TASK PROMPT »
Copy, from the entries below, each line in which the string "Wall" appears.

— Start of RECORDS SHOWN —

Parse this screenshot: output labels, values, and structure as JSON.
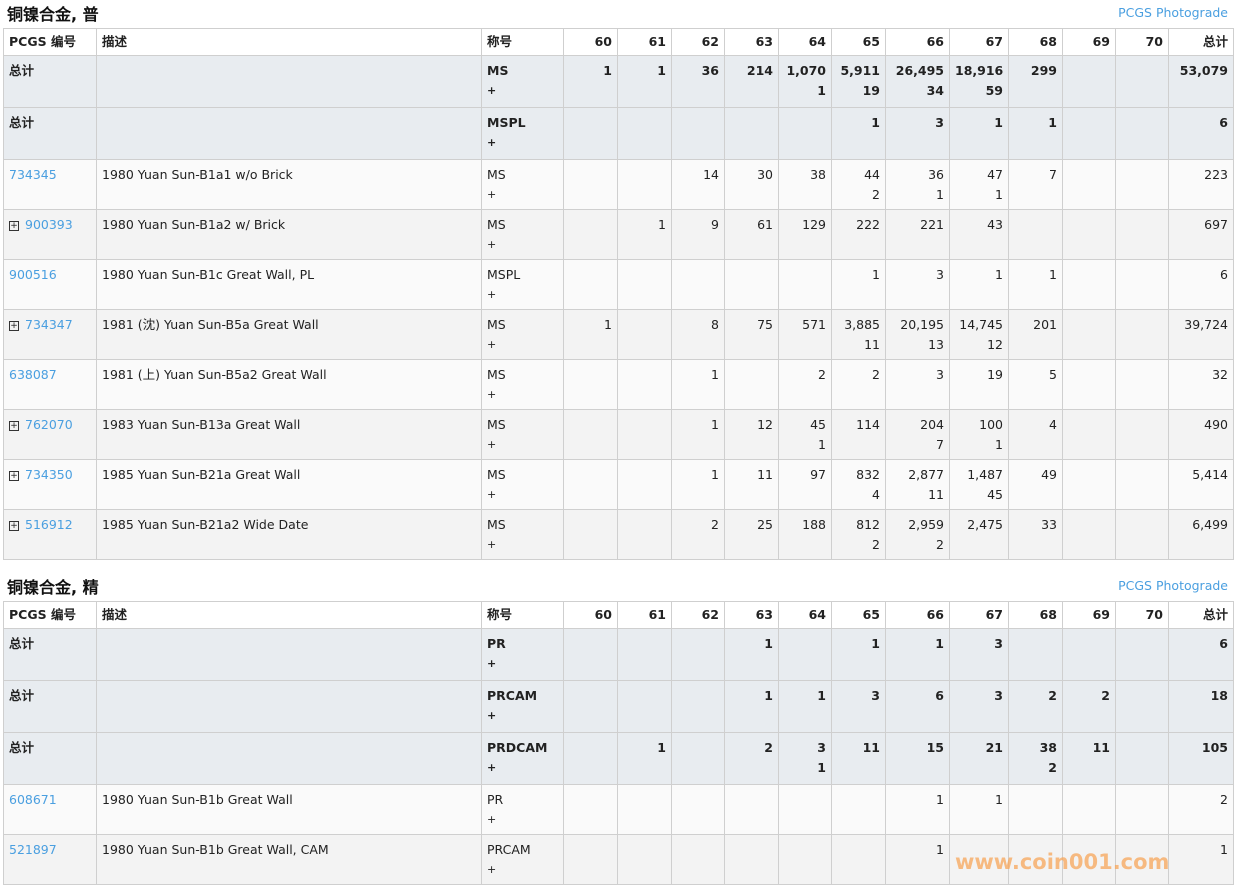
{
  "columns": [
    "PCGS 编号",
    "描述",
    "称号",
    "60",
    "61",
    "62",
    "63",
    "64",
    "65",
    "66",
    "67",
    "68",
    "69",
    "70",
    "总计"
  ],
  "sections": [
    {
      "title": "铜镍合金, 普",
      "photograde_link": "PCGS Photograde",
      "rows": [
        {
          "type": "total",
          "id": "总计",
          "desc": "",
          "designation": "MS",
          "plus": "+",
          "grades": [
            [
              "1",
              ""
            ],
            [
              "1",
              ""
            ],
            [
              "36",
              ""
            ],
            [
              "214",
              ""
            ],
            [
              "1,070",
              "1"
            ],
            [
              "5,911",
              "19"
            ],
            [
              "26,495",
              "34"
            ],
            [
              "18,916",
              "59"
            ],
            [
              "299",
              ""
            ],
            [
              "",
              ""
            ],
            [
              "",
              ""
            ]
          ],
          "total": "53,079"
        },
        {
          "type": "total",
          "id": "总计",
          "desc": "",
          "designation": "MSPL",
          "plus": "+",
          "grades": [
            [
              "",
              ""
            ],
            [
              "",
              ""
            ],
            [
              "",
              ""
            ],
            [
              "",
              ""
            ],
            [
              "",
              ""
            ],
            [
              "1",
              ""
            ],
            [
              "3",
              ""
            ],
            [
              "1",
              ""
            ],
            [
              "1",
              ""
            ],
            [
              "",
              ""
            ],
            [
              "",
              ""
            ]
          ],
          "total": "6"
        },
        {
          "type": "data",
          "expand": false,
          "id": "734345",
          "desc": "1980 Yuan Sun-B1a1 w/o Brick",
          "designation": "MS",
          "plus": "+",
          "grades": [
            [
              "",
              ""
            ],
            [
              "",
              ""
            ],
            [
              "14",
              ""
            ],
            [
              "30",
              ""
            ],
            [
              "38",
              ""
            ],
            [
              "44",
              "2"
            ],
            [
              "36",
              "1"
            ],
            [
              "47",
              "1"
            ],
            [
              "7",
              ""
            ],
            [
              "",
              ""
            ],
            [
              "",
              ""
            ]
          ],
          "total": "223"
        },
        {
          "type": "data",
          "expand": true,
          "id": "900393",
          "desc": "1980 Yuan Sun-B1a2 w/ Brick",
          "designation": "MS",
          "plus": "+",
          "grades": [
            [
              "",
              ""
            ],
            [
              "1",
              ""
            ],
            [
              "9",
              ""
            ],
            [
              "61",
              ""
            ],
            [
              "129",
              ""
            ],
            [
              "222",
              ""
            ],
            [
              "221",
              ""
            ],
            [
              "43",
              ""
            ],
            [
              "",
              ""
            ],
            [
              "",
              ""
            ],
            [
              "",
              ""
            ]
          ],
          "total": "697"
        },
        {
          "type": "data",
          "expand": false,
          "id": "900516",
          "desc": "1980 Yuan Sun-B1c Great Wall, PL",
          "designation": "MSPL",
          "plus": "+",
          "grades": [
            [
              "",
              ""
            ],
            [
              "",
              ""
            ],
            [
              "",
              ""
            ],
            [
              "",
              ""
            ],
            [
              "",
              ""
            ],
            [
              "1",
              ""
            ],
            [
              "3",
              ""
            ],
            [
              "1",
              ""
            ],
            [
              "1",
              ""
            ],
            [
              "",
              ""
            ],
            [
              "",
              ""
            ]
          ],
          "total": "6"
        },
        {
          "type": "data",
          "expand": true,
          "id": "734347",
          "desc": "1981 (沈) Yuan Sun-B5a Great Wall",
          "designation": "MS",
          "plus": "+",
          "grades": [
            [
              "1",
              ""
            ],
            [
              "",
              ""
            ],
            [
              "8",
              ""
            ],
            [
              "75",
              ""
            ],
            [
              "571",
              ""
            ],
            [
              "3,885",
              "11"
            ],
            [
              "20,195",
              "13"
            ],
            [
              "14,745",
              "12"
            ],
            [
              "201",
              ""
            ],
            [
              "",
              ""
            ],
            [
              "",
              ""
            ]
          ],
          "total": "39,724"
        },
        {
          "type": "data",
          "expand": false,
          "id": "638087",
          "desc": "1981 (上) Yuan Sun-B5a2 Great Wall",
          "designation": "MS",
          "plus": "+",
          "grades": [
            [
              "",
              ""
            ],
            [
              "",
              ""
            ],
            [
              "1",
              ""
            ],
            [
              "",
              ""
            ],
            [
              "2",
              ""
            ],
            [
              "2",
              ""
            ],
            [
              "3",
              ""
            ],
            [
              "19",
              ""
            ],
            [
              "5",
              ""
            ],
            [
              "",
              ""
            ],
            [
              "",
              ""
            ]
          ],
          "total": "32"
        },
        {
          "type": "data",
          "expand": true,
          "id": "762070",
          "desc": "1983 Yuan Sun-B13a Great Wall",
          "designation": "MS",
          "plus": "+",
          "grades": [
            [
              "",
              ""
            ],
            [
              "",
              ""
            ],
            [
              "1",
              ""
            ],
            [
              "12",
              ""
            ],
            [
              "45",
              "1"
            ],
            [
              "114",
              ""
            ],
            [
              "204",
              "7"
            ],
            [
              "100",
              "1"
            ],
            [
              "4",
              ""
            ],
            [
              "",
              ""
            ],
            [
              "",
              ""
            ]
          ],
          "total": "490"
        },
        {
          "type": "data",
          "expand": true,
          "id": "734350",
          "desc": "1985 Yuan Sun-B21a Great Wall",
          "designation": "MS",
          "plus": "+",
          "grades": [
            [
              "",
              ""
            ],
            [
              "",
              ""
            ],
            [
              "1",
              ""
            ],
            [
              "11",
              ""
            ],
            [
              "97",
              ""
            ],
            [
              "832",
              "4"
            ],
            [
              "2,877",
              "11"
            ],
            [
              "1,487",
              "45"
            ],
            [
              "49",
              ""
            ],
            [
              "",
              ""
            ],
            [
              "",
              ""
            ]
          ],
          "total": "5,414"
        },
        {
          "type": "data",
          "expand": true,
          "id": "516912",
          "desc": "1985 Yuan Sun-B21a2 Wide Date",
          "designation": "MS",
          "plus": "+",
          "grades": [
            [
              "",
              ""
            ],
            [
              "",
              ""
            ],
            [
              "2",
              ""
            ],
            [
              "25",
              ""
            ],
            [
              "188",
              ""
            ],
            [
              "812",
              "2"
            ],
            [
              "2,959",
              "2"
            ],
            [
              "2,475",
              ""
            ],
            [
              "33",
              ""
            ],
            [
              "",
              ""
            ],
            [
              "",
              ""
            ]
          ],
          "total": "6,499"
        }
      ]
    },
    {
      "title": "铜镍合金, 精",
      "photograde_link": "PCGS Photograde",
      "rows": [
        {
          "type": "total",
          "id": "总计",
          "desc": "",
          "designation": "PR",
          "plus": "+",
          "grades": [
            [
              "",
              ""
            ],
            [
              "",
              ""
            ],
            [
              "",
              ""
            ],
            [
              "1",
              ""
            ],
            [
              "",
              ""
            ],
            [
              "1",
              ""
            ],
            [
              "1",
              ""
            ],
            [
              "3",
              ""
            ],
            [
              "",
              ""
            ],
            [
              "",
              ""
            ],
            [
              "",
              ""
            ]
          ],
          "total": "6"
        },
        {
          "type": "total",
          "id": "总计",
          "desc": "",
          "designation": "PRCAM",
          "plus": "+",
          "grades": [
            [
              "",
              ""
            ],
            [
              "",
              ""
            ],
            [
              "",
              ""
            ],
            [
              "1",
              ""
            ],
            [
              "1",
              ""
            ],
            [
              "3",
              ""
            ],
            [
              "6",
              ""
            ],
            [
              "3",
              ""
            ],
            [
              "2",
              ""
            ],
            [
              "2",
              ""
            ],
            [
              "",
              ""
            ]
          ],
          "total": "18"
        },
        {
          "type": "total",
          "id": "总计",
          "desc": "",
          "designation": "PRDCAM",
          "plus": "+",
          "grades": [
            [
              "",
              ""
            ],
            [
              "1",
              ""
            ],
            [
              "",
              ""
            ],
            [
              "2",
              ""
            ],
            [
              "3",
              "1"
            ],
            [
              "11",
              ""
            ],
            [
              "15",
              ""
            ],
            [
              "21",
              ""
            ],
            [
              "38",
              "2"
            ],
            [
              "11",
              ""
            ],
            [
              "",
              ""
            ]
          ],
          "total": "105"
        },
        {
          "type": "data",
          "expand": false,
          "id": "608671",
          "desc": "1980 Yuan Sun-B1b Great Wall",
          "designation": "PR",
          "plus": "+",
          "grades": [
            [
              "",
              ""
            ],
            [
              "",
              ""
            ],
            [
              "",
              ""
            ],
            [
              "",
              ""
            ],
            [
              "",
              ""
            ],
            [
              "",
              ""
            ],
            [
              "1",
              ""
            ],
            [
              "1",
              ""
            ],
            [
              "",
              ""
            ],
            [
              "",
              ""
            ],
            [
              "",
              ""
            ]
          ],
          "total": "2"
        },
        {
          "type": "data",
          "expand": false,
          "id": "521897",
          "desc": "1980 Yuan Sun-B1b Great Wall, CAM",
          "designation": "PRCAM",
          "plus": "+",
          "grades": [
            [
              "",
              ""
            ],
            [
              "",
              ""
            ],
            [
              "",
              ""
            ],
            [
              "",
              ""
            ],
            [
              "",
              ""
            ],
            [
              "",
              ""
            ],
            [
              "1",
              ""
            ],
            [
              "",
              ""
            ],
            [
              "",
              ""
            ],
            [
              "",
              ""
            ],
            [
              "",
              ""
            ]
          ],
          "total": "1"
        }
      ]
    }
  ],
  "watermark": "www.coin001.com",
  "colors": {
    "link": "#4a9fe0",
    "total_row_bg": "#e8ecf0",
    "watermark": "#f7a65a"
  }
}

— End of RECORDS SHOWN —

EXERCISE SOLUTION »
          "desc": "1980 Yuan Sun-B1c Great Wall, PL",
          "desc": "1981 (沈) Yuan Sun-B5a Great Wall",
          "desc": "1981 (上) Yuan Sun-B5a2 Great Wall",
          "desc": "1983 Yuan Sun-B13a Great Wall",
          "desc": "1985 Yuan Sun-B21a Great Wall",
          "desc": "1980 Yuan Sun-B1b Great Wall",
          "desc": "1980 Yuan Sun-B1b Great Wall, CAM",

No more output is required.